- [Required task]: All lines in the data bearing the string "การข" should be identified and copied.

[START Records provided]

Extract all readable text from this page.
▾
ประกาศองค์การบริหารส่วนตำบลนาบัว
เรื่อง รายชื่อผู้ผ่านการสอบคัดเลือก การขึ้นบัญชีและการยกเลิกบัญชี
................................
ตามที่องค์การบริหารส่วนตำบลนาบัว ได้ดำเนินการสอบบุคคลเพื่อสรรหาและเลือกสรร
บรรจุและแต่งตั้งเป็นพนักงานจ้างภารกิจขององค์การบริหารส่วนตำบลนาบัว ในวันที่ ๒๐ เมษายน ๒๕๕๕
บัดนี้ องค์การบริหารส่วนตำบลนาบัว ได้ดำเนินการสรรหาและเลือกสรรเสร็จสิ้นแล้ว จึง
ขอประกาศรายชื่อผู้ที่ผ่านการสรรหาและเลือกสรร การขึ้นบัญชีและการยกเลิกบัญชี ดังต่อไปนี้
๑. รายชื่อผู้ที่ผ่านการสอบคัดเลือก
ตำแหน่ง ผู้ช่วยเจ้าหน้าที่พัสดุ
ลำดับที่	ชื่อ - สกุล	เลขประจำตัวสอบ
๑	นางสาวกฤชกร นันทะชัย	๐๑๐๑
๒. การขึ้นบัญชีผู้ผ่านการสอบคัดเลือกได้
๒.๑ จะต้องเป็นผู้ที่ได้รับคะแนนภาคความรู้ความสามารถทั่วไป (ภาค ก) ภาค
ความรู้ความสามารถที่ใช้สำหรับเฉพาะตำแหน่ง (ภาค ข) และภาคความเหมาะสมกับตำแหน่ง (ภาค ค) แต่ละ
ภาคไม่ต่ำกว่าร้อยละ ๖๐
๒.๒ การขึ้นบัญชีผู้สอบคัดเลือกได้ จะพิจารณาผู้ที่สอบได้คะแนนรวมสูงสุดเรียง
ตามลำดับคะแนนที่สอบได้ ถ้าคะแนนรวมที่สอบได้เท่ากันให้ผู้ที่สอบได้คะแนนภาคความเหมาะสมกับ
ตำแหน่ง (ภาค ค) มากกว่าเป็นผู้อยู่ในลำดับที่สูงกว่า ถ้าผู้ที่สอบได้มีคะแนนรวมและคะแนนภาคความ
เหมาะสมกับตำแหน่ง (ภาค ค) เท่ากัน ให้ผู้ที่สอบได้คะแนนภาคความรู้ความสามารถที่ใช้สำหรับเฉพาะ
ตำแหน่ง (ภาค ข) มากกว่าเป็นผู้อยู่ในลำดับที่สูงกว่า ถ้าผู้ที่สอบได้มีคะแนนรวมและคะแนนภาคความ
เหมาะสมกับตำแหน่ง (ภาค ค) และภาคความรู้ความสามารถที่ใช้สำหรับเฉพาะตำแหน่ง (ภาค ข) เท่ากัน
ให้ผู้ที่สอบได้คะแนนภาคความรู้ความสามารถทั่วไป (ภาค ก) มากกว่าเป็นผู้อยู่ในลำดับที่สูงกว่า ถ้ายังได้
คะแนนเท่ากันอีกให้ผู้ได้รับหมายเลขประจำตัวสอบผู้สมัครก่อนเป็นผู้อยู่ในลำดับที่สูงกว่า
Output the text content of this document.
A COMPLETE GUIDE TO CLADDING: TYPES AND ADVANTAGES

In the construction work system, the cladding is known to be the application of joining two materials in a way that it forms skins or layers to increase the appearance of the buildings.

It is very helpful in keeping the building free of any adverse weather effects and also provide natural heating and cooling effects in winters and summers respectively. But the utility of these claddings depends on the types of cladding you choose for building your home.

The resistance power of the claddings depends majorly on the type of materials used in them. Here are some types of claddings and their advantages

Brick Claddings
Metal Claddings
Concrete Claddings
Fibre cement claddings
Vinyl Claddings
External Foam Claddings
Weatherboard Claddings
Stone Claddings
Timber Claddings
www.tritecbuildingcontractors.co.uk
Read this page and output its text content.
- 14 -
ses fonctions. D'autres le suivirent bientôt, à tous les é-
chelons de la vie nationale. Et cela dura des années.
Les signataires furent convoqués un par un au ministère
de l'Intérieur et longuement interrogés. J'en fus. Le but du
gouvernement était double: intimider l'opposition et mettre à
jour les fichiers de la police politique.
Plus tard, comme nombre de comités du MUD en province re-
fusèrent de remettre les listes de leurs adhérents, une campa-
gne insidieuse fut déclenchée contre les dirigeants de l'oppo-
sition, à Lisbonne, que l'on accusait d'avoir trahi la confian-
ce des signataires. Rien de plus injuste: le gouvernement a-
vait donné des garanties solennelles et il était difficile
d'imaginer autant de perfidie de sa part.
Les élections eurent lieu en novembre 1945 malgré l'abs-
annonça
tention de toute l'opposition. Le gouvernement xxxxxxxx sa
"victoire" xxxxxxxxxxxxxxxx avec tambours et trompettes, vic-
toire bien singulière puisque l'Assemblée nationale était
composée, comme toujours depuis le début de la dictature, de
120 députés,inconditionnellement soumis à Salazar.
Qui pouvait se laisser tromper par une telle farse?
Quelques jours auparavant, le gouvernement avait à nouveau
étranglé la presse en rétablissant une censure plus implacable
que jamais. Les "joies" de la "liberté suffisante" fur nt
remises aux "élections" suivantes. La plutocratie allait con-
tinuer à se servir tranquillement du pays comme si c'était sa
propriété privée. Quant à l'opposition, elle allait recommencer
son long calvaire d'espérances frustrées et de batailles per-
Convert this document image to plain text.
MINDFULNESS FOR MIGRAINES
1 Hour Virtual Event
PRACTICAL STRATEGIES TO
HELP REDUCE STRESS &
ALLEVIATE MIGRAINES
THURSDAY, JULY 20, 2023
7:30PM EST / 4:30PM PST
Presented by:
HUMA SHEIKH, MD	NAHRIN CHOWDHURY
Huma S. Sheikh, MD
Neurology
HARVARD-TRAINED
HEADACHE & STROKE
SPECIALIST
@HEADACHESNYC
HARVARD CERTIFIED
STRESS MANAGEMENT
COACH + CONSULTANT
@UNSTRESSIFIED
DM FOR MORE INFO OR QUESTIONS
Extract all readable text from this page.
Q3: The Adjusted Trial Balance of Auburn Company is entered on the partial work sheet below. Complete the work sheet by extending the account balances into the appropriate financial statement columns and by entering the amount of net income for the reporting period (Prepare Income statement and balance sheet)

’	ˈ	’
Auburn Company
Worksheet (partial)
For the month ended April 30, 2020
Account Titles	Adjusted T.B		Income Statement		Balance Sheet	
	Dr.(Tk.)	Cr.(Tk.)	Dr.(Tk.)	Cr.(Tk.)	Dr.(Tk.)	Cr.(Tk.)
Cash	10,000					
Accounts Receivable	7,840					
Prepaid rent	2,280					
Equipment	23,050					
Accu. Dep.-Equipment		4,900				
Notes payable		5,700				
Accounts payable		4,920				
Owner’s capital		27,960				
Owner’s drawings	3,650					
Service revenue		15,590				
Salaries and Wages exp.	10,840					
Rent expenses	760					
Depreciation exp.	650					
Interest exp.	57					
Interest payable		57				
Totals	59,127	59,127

[END Records provided]

- [Written response]:
เรื่อง รายชื่อผู้ผ่านการสอบคัดเลือก การขึ้นบัญชีและการยกเลิกบัญชี
ขอประกาศรายชื่อผู้ที่ผ่านการสรรหาและเลือกสรร การขึ้นบัญชีและการยกเลิกบัญชี ดังต่อไปนี้
๒. การขึ้นบัญชีผู้ผ่านการสอบคัดเลือกได้
๒.๒ การขึ้นบัญชีผู้สอบคัดเลือกได้ จะพิจารณาผู้ที่สอบได้คะแนนรวมสูงสุดเรียง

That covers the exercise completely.